Figure record extracts
— begin —
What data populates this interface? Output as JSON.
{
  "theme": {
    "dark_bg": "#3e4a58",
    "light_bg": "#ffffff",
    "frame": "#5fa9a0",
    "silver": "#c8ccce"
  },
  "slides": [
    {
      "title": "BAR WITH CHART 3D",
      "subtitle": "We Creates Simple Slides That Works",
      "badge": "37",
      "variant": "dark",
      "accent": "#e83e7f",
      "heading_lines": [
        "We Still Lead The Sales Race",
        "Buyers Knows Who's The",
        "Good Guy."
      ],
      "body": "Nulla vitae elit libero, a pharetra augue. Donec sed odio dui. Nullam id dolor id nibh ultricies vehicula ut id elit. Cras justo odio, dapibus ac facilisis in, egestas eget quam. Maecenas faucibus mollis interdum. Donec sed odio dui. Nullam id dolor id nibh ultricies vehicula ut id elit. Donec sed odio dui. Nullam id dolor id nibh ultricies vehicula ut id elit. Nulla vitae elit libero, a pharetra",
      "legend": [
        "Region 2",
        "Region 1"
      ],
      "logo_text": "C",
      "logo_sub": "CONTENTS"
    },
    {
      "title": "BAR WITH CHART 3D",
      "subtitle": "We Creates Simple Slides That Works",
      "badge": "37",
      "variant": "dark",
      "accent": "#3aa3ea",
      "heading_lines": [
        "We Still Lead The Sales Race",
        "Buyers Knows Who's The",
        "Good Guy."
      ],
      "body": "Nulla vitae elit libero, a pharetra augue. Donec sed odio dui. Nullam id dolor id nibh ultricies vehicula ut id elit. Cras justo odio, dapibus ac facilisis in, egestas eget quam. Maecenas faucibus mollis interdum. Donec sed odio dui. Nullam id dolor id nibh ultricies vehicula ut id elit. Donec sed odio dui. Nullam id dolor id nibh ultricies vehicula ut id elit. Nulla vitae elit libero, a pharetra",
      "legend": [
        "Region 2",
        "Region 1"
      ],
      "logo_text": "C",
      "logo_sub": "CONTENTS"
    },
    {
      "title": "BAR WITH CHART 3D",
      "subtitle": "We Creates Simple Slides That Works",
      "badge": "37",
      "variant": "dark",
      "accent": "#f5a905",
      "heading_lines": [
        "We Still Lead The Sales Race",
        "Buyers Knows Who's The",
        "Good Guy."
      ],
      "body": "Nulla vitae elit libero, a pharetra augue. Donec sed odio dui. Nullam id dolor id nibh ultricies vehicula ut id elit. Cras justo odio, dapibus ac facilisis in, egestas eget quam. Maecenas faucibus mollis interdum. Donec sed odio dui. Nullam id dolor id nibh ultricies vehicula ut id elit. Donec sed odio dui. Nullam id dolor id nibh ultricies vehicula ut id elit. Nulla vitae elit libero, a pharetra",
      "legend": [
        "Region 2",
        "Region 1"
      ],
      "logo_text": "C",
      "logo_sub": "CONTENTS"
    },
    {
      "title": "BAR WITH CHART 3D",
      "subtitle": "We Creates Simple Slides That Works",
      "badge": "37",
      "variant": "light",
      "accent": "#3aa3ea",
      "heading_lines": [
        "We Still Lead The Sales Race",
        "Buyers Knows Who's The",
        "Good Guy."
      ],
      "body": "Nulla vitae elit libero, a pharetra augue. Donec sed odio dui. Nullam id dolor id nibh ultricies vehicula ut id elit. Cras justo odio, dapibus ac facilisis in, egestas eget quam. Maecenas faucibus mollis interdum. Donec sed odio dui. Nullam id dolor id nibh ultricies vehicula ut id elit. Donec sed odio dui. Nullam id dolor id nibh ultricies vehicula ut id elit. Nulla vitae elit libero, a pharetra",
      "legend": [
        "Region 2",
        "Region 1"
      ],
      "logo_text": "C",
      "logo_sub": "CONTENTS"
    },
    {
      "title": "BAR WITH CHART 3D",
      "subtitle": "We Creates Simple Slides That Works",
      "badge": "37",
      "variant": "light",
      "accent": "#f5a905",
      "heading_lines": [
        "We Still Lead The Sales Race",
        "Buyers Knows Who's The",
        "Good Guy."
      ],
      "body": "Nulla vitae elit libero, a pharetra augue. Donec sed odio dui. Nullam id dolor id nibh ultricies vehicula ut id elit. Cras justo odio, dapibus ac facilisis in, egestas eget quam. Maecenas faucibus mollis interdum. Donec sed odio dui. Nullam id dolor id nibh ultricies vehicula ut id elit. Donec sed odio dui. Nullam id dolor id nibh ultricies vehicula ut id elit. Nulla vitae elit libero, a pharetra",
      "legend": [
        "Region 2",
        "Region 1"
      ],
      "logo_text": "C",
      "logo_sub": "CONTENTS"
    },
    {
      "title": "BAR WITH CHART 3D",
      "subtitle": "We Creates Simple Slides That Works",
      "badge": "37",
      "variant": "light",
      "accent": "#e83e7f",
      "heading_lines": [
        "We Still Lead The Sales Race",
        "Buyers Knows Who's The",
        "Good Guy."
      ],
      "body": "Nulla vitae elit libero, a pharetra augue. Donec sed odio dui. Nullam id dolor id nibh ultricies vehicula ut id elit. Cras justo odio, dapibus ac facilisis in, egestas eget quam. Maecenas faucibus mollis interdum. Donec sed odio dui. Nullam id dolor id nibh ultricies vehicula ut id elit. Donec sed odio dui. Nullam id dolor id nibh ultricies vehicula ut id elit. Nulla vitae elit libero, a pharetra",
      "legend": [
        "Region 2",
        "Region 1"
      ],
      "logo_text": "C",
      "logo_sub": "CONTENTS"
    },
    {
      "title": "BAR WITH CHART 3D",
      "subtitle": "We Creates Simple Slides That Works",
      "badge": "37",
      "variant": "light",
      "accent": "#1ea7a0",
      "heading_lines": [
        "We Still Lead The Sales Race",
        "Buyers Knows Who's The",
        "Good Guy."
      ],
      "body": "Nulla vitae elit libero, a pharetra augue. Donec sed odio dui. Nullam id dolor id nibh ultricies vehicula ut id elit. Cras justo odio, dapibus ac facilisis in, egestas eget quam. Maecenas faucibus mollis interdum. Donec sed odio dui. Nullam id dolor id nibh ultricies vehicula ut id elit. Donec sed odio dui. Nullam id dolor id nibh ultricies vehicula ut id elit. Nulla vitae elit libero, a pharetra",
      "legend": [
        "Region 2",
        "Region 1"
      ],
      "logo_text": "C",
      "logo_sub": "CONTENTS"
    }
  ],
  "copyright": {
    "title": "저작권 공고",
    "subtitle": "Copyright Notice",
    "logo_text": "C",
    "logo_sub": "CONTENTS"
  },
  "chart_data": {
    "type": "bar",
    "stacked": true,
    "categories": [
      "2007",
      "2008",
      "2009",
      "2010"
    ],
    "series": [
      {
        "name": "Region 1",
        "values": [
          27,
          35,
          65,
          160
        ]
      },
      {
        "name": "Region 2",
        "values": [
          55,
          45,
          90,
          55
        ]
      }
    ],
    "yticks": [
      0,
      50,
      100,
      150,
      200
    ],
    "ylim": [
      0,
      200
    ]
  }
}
— end —
Description of the task:
Repeat the records above in full, character for character.

Full answer:
What data populates this interface? Output as JSON.
{
  "theme": {
    "dark_bg": "#3e4a58",
    "light_bg": "#ffffff",
    "frame": "#5fa9a0",
    "silver": "#c8ccce"
  },
  "slides": [
    {
      "title": "BAR WITH CHART 3D",
      "subtitle": "We Creates Simple Slides That Works",
      "badge": "37",
      "variant": "dark",
      "accent": "#e83e7f",
      "heading_lines": [
        "We Still Lead The Sales Race",
        "Buyers Knows Who's The",
        "Good Guy."
      ],
      "body": "Nulla vitae elit libero, a pharetra augue. Donec sed odio dui. Nullam id dolor id nibh ultricies vehicula ut id elit. Cras justo odio, dapibus ac facilisis in, egestas eget quam. Maecenas faucibus mollis interdum. Donec sed odio dui. Nullam id dolor id nibh ultricies vehicula ut id elit. Donec sed odio dui. Nullam id dolor id nibh ultricies vehicula ut id elit. Nulla vitae elit libero, a pharetra",
      "legend": [
        "Region 2",
        "Region 1"
      ],
      "logo_text": "C",
      "logo_sub": "CONTENTS"
    },
    {
      "title": "BAR WITH CHART 3D",
      "subtitle": "We Creates Simple Slides That Works",
      "badge": "37",
      "variant": "dark",
      "accent": "#3aa3ea",
      "heading_lines": [
        "We Still Lead The Sales Race",
        "Buyers Knows Who's The",
        "Good Guy."
      ],
      "body": "Nulla vitae elit libero, a pharetra augue. Donec sed odio dui. Nullam id dolor id nibh ultricies vehicula ut id elit. Cras justo odio, dapibus ac facilisis in, egestas eget quam. Maecenas faucibus mollis interdum. Donec sed odio dui. Nullam id dolor id nibh ultricies vehicula ut id elit. Donec sed odio dui. Nullam id dolor id nibh ultricies vehicula ut id elit. Nulla vitae elit libero, a pharetra",
      "legend": [
        "Region 2",
        "Region 1"
      ],
      "logo_text": "C",
      "logo_sub": "CONTENTS"
    },
    {
      "title": "BAR WITH CHART 3D",
      "subtitle": "We Creates Simple Slides That Works",
      "badge": "37",
      "variant": "dark",
      "accent": "#f5a905",
      "heading_lines": [
        "We Still Lead The Sales Race",
        "Buyers Knows Who's The",
        "Good Guy."
      ],
      "body": "Nulla vitae elit libero, a pharetra augue. Donec sed odio dui. Nullam id dolor id nibh ultricies vehicula ut id elit. Cras justo odio, dapibus ac facilisis in, egestas eget quam. Maecenas faucibus mollis interdum. Donec sed odio dui. Nullam id dolor id nibh ultricies vehicula ut id elit. Donec sed odio dui. Nullam id dolor id nibh ultricies vehicula ut id elit. Nulla vitae elit libero, a pharetra",
      "legend": [
        "Region 2",
        "Region 1"
      ],
      "logo_text": "C",
      "logo_sub": "CONTENTS"
    },
    {
      "title": "BAR WITH CHART 3D",
      "subtitle": "We Creates Simple Slides That Works",
      "badge": "37",
      "variant": "light",
      "accent": "#3aa3ea",
      "heading_lines": [
        "We Still Lead The Sales Race",
        "Buyers Knows Who's The",
        "Good Guy."
      ],
      "body": "Nulla vitae elit libero, a pharetra augue. Donec sed odio dui. Nullam id dolor id nibh ultricies vehicula ut id elit. Cras justo odio, dapibus ac facilisis in, egestas eget quam. Maecenas faucibus mollis interdum. Donec sed odio dui. Nullam id dolor id nibh ultricies vehicula ut id elit. Donec sed odio dui. Nullam id dolor id nibh ultricies vehicula ut id elit. Nulla vitae elit libero, a pharetra",
      "legend": [
        "Region 2",
        "Region 1"
      ],
      "logo_text": "C",
      "logo_sub": "CONTENTS"
    },
    {
      "title": "BAR WITH CHART 3D",
      "subtitle": "We Creates Simple Slides That Works",
      "badge": "37",
      "variant": "light",
      "accent": "#f5a905",
      "heading_lines": [
        "We Still Lead The Sales Race",
        "Buyers Knows Who's The",
        "Good Guy."
      ],
      "body": "Nulla vitae elit libero, a pharetra augue. Donec sed odio dui. Nullam id dolor id nibh ultricies vehicula ut id elit. Cras justo odio, dapibus ac facilisis in, egestas eget quam. Maecenas faucibus mollis interdum. Donec sed odio dui. Nullam id dolor id nibh ultricies vehicula ut id elit. Donec sed odio dui. Nullam id dolor id nibh ultricies vehicula ut id elit. Nulla vitae elit libero, a pharetra",
      "legend": [
        "Region 2",
        "Region 1"
      ],
      "logo_text": "C",
      "logo_sub": "CONTENTS"
    },
    {
      "title": "BAR WITH CHART 3D",
      "subtitle": "We Creates Simple Slides That Works",
      "badge": "37",
      "variant": "light",
      "accent": "#e83e7f",
      "heading_lines": [
        "We Still Lead The Sales Race",
        "Buyers Knows Who's The",
        "Good Guy."
      ],
      "body": "Nulla vitae elit libero, a pharetra augue. Donec sed odio dui. Nullam id dolor id nibh ultricies vehicula ut id elit. Cras justo odio, dapibus ac facilisis in, egestas eget quam. Maecenas faucibus mollis interdum. Donec sed odio dui. Nullam id dolor id nibh ultricies vehicula ut id elit. Donec sed odio dui. Nullam id dolor id nibh ultricies vehicula ut id elit. Nulla vitae elit libero, a pharetra",
      "legend": [
        "Region 2",
        "Region 1"
      ],
      "logo_text": "C",
      "logo_sub": "CONTENTS"
    },
    {
      "title": "BAR WITH CHART 3D",
      "subtitle": "We Creates Simple Slides That Works",
      "badge": "37",
      "variant": "light",
      "accent": "#1ea7a0",
      "heading_lines": [
        "We Still Lead The Sales Race",
        "Buyers Knows Who's The",
        "Good Guy."
      ],
      "body": "Nulla vitae elit libero, a pharetra augue. Donec sed odio dui. Nullam id dolor id nibh ultricies vehicula ut id elit. Cras justo odio, dapibus ac facilisis in, egestas eget quam. Maecenas faucibus mollis interdum. Donec sed odio dui. Nullam id dolor id nibh ultricies vehicula ut id elit. Donec sed odio dui. Nullam id dolor id nibh ultricies vehicula ut id elit. Nulla vitae elit libero, a pharetra",
      "legend": [
        "Region 2",
        "Region 1"
      ],
      "logo_text": "C",
      "logo_sub": "CONTENTS"
    }
  ],
  "copyright": {
    "title": "저작권 공고",
    "subtitle": "Copyright Notice",
    "logo_text": "C",
    "logo_sub": "CONTENTS"
  },
  "chart_data": {
    "type": "bar",
    "stacked": true,
    "categories": [
      "2007",
      "2008",
      "2009",
      "2010"
    ],
    "series": [
      {
        "name": "Region 1",
        "values": [
          27,
          35,
          65,
          160
        ]
      },
      {
        "name": "Region 2",
        "values": [
          55,
          45,
          90,
          55
        ]
      }
    ],
    "yticks": [
      0,
      50,
      100,
      150,
      200
    ],
    "ylim": [
      0,
      200
    ]
  }
}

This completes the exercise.